_Extracted entries_
*-*-*

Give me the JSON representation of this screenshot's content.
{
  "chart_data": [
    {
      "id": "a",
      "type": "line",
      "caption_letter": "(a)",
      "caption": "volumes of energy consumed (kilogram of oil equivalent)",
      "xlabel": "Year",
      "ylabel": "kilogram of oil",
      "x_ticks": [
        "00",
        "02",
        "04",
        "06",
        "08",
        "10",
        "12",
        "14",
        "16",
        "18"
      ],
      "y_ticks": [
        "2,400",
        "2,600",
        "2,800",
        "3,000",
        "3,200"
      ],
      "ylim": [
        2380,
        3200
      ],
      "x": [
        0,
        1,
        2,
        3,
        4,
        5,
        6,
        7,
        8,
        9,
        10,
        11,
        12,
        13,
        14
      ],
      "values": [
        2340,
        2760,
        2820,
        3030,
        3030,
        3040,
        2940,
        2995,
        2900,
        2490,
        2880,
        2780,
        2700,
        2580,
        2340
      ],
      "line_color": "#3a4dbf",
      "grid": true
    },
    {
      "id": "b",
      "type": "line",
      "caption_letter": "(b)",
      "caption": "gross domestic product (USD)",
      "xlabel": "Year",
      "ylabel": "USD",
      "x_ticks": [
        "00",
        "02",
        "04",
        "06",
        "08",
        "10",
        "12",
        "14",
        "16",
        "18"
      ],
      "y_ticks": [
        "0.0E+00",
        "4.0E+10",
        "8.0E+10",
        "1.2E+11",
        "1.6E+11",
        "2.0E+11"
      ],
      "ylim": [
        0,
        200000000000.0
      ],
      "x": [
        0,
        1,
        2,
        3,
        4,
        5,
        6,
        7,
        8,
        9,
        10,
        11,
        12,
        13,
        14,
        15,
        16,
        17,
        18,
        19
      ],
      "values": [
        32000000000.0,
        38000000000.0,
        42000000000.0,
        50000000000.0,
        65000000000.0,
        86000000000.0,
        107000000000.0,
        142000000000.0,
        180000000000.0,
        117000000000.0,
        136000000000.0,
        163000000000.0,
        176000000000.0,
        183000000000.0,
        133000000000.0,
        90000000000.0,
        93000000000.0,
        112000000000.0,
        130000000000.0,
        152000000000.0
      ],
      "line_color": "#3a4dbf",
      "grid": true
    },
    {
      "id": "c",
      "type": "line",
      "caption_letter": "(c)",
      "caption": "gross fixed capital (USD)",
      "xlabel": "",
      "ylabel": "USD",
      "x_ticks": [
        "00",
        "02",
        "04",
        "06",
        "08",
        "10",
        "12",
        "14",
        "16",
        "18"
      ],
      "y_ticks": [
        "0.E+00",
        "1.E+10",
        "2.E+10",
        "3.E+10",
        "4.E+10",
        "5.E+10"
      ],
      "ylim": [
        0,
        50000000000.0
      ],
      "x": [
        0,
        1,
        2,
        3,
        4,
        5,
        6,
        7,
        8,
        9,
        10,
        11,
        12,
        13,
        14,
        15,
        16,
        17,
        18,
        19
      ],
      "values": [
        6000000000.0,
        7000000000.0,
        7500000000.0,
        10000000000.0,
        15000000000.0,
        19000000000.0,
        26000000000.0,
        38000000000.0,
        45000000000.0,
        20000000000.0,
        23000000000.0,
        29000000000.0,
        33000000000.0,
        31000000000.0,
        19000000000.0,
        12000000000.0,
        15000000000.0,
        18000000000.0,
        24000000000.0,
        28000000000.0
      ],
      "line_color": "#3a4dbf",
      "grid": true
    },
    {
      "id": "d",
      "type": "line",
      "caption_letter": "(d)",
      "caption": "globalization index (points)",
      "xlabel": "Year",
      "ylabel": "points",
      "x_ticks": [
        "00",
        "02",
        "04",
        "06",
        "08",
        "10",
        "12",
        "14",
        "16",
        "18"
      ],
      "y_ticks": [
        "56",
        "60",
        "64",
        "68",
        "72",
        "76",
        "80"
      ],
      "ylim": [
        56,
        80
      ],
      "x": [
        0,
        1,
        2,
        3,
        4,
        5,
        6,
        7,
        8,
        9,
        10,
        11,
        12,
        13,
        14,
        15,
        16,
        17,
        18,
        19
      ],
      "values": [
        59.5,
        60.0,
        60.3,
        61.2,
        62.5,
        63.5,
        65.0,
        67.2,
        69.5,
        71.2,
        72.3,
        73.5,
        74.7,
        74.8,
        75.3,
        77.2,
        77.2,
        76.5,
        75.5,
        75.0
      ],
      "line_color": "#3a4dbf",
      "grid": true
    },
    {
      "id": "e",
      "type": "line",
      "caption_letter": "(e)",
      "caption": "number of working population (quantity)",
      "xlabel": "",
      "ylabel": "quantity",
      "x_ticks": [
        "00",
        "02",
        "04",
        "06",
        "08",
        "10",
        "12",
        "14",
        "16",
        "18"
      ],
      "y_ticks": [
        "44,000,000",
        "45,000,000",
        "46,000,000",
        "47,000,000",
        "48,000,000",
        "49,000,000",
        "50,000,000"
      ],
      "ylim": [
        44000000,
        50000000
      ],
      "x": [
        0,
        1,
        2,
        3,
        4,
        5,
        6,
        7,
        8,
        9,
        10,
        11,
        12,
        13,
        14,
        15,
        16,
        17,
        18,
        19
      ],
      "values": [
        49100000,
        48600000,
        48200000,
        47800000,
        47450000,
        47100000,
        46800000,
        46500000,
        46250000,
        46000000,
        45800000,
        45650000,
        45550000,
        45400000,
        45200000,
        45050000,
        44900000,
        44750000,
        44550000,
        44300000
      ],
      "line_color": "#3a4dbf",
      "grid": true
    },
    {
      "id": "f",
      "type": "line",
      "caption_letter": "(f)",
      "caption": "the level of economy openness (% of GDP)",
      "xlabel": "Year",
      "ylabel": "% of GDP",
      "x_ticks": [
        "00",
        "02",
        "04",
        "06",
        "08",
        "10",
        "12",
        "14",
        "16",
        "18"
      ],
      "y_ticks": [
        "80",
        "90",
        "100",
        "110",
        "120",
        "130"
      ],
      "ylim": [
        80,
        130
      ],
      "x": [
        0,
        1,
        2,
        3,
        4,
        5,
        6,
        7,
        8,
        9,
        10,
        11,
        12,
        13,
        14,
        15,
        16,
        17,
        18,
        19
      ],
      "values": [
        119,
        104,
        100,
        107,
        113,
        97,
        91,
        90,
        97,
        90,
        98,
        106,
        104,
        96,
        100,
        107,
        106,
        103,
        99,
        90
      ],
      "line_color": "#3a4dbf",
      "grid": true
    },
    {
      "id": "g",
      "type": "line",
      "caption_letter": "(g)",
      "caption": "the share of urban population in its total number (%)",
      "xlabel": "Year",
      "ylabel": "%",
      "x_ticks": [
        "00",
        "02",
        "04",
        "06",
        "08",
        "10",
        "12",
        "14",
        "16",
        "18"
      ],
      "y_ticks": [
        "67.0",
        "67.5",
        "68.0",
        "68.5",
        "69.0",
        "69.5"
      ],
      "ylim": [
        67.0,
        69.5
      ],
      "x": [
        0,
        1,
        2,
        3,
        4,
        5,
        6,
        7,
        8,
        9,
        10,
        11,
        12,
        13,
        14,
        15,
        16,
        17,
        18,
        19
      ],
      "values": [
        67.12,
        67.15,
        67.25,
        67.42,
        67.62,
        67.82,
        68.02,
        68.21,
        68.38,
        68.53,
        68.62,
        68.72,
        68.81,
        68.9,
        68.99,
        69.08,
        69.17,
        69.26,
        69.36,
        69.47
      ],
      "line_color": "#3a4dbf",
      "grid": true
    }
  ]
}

*-*-*

_Set exercise_
Find the lines above that contain the word "number" and collect them.

_Full solution_
      "caption": "number of working population (quantity)",
      "caption": "the share of urban population in its total number (%)",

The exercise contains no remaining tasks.